Required task> Extract every line that includes the string "transfer".
╭─ Materials provided
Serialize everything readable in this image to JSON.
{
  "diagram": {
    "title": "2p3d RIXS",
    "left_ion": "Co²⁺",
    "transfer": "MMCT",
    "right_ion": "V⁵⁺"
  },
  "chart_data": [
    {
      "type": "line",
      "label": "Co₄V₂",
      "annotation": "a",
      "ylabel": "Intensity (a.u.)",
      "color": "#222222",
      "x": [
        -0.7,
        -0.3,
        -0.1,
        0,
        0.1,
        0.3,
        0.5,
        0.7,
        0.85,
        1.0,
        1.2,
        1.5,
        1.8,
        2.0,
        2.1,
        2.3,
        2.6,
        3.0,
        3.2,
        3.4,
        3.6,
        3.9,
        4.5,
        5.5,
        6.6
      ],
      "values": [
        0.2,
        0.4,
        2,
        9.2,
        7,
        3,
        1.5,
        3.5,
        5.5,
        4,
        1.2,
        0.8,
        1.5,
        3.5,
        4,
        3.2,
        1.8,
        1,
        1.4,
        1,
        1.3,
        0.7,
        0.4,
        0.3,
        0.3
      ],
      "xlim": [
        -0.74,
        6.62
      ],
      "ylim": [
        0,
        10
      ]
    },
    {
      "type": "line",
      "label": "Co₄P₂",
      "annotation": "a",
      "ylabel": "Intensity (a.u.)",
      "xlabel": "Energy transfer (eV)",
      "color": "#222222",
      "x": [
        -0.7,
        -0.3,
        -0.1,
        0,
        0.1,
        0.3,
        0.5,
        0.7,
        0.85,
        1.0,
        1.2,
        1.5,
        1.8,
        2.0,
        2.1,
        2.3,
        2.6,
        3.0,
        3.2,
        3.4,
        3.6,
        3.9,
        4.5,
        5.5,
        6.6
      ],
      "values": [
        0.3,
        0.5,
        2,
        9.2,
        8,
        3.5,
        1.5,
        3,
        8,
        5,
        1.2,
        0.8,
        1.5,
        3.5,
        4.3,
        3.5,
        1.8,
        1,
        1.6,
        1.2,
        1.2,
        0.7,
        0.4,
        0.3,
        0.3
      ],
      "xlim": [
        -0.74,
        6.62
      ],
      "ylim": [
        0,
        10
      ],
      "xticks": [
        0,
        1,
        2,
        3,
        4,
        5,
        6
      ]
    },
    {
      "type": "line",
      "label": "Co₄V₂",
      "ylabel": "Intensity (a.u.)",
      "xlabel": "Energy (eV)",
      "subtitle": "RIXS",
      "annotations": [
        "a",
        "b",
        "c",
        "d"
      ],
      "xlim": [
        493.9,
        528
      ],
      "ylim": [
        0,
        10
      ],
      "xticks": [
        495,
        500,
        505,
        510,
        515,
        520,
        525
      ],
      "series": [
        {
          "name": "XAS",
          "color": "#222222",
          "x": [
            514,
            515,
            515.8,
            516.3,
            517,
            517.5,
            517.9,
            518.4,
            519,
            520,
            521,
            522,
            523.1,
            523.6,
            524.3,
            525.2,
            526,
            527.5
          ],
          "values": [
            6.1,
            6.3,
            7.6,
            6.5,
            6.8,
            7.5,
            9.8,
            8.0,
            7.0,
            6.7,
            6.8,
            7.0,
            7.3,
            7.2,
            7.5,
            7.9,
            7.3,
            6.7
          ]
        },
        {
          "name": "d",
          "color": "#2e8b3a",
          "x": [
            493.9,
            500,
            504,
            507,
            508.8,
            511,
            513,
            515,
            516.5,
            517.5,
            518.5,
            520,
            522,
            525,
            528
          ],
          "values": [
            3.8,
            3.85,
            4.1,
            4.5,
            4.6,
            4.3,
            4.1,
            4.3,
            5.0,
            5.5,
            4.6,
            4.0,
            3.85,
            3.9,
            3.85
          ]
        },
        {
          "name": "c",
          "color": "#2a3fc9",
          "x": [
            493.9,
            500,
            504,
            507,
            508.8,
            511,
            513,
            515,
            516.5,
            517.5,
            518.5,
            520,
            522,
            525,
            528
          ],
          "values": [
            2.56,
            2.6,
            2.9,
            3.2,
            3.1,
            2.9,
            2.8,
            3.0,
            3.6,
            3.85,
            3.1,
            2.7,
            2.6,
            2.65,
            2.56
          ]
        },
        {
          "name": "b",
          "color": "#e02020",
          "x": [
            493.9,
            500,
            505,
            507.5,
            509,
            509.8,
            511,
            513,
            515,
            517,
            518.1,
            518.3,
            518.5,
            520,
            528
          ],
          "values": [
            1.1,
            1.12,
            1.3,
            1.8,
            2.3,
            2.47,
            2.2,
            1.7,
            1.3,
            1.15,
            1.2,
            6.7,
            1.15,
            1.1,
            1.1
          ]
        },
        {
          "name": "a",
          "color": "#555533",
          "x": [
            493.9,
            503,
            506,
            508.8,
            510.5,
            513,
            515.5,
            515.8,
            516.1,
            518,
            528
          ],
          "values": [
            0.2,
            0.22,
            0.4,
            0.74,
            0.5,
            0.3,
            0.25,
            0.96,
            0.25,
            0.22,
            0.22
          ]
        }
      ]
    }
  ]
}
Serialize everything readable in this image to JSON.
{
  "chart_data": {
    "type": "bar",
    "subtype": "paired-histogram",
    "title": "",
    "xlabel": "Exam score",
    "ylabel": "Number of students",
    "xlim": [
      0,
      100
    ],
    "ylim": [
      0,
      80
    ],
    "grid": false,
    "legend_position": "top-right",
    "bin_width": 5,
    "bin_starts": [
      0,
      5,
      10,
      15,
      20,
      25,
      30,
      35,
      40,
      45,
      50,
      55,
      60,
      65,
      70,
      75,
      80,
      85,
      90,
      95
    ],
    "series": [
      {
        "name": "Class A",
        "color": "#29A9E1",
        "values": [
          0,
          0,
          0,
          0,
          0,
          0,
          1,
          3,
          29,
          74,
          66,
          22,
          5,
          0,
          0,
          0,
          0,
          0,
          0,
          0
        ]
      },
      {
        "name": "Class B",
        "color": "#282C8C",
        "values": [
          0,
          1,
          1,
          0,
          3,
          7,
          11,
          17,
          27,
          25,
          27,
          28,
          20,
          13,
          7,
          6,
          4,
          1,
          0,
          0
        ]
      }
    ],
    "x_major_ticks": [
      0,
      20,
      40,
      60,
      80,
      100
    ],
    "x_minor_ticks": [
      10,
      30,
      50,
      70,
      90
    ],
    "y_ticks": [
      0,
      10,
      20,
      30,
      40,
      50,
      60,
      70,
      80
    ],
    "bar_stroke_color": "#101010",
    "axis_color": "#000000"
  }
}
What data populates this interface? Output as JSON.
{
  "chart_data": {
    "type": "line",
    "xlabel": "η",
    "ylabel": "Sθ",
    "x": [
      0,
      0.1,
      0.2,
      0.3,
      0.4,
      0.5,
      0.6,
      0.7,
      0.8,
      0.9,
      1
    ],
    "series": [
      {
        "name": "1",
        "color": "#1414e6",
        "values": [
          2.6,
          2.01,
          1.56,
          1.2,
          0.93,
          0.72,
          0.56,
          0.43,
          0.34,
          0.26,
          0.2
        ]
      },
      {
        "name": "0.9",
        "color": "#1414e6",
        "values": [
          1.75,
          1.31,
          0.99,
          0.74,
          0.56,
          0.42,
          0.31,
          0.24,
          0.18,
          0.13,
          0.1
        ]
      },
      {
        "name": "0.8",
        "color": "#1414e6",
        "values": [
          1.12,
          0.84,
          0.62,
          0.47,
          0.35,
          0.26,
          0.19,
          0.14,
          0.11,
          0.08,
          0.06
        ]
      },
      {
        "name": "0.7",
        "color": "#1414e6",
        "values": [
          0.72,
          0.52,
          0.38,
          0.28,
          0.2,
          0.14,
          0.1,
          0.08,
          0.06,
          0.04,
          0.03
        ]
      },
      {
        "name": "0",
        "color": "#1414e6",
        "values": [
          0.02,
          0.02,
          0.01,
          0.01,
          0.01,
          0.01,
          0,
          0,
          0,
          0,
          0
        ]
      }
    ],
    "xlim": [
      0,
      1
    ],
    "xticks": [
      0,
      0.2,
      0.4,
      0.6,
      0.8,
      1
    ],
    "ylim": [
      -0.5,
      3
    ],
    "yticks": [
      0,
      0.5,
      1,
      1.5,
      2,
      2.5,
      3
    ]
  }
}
╰─
Task answer>
    "transfer": "MMCT",
      "xlabel": "Energy transfer (eV)",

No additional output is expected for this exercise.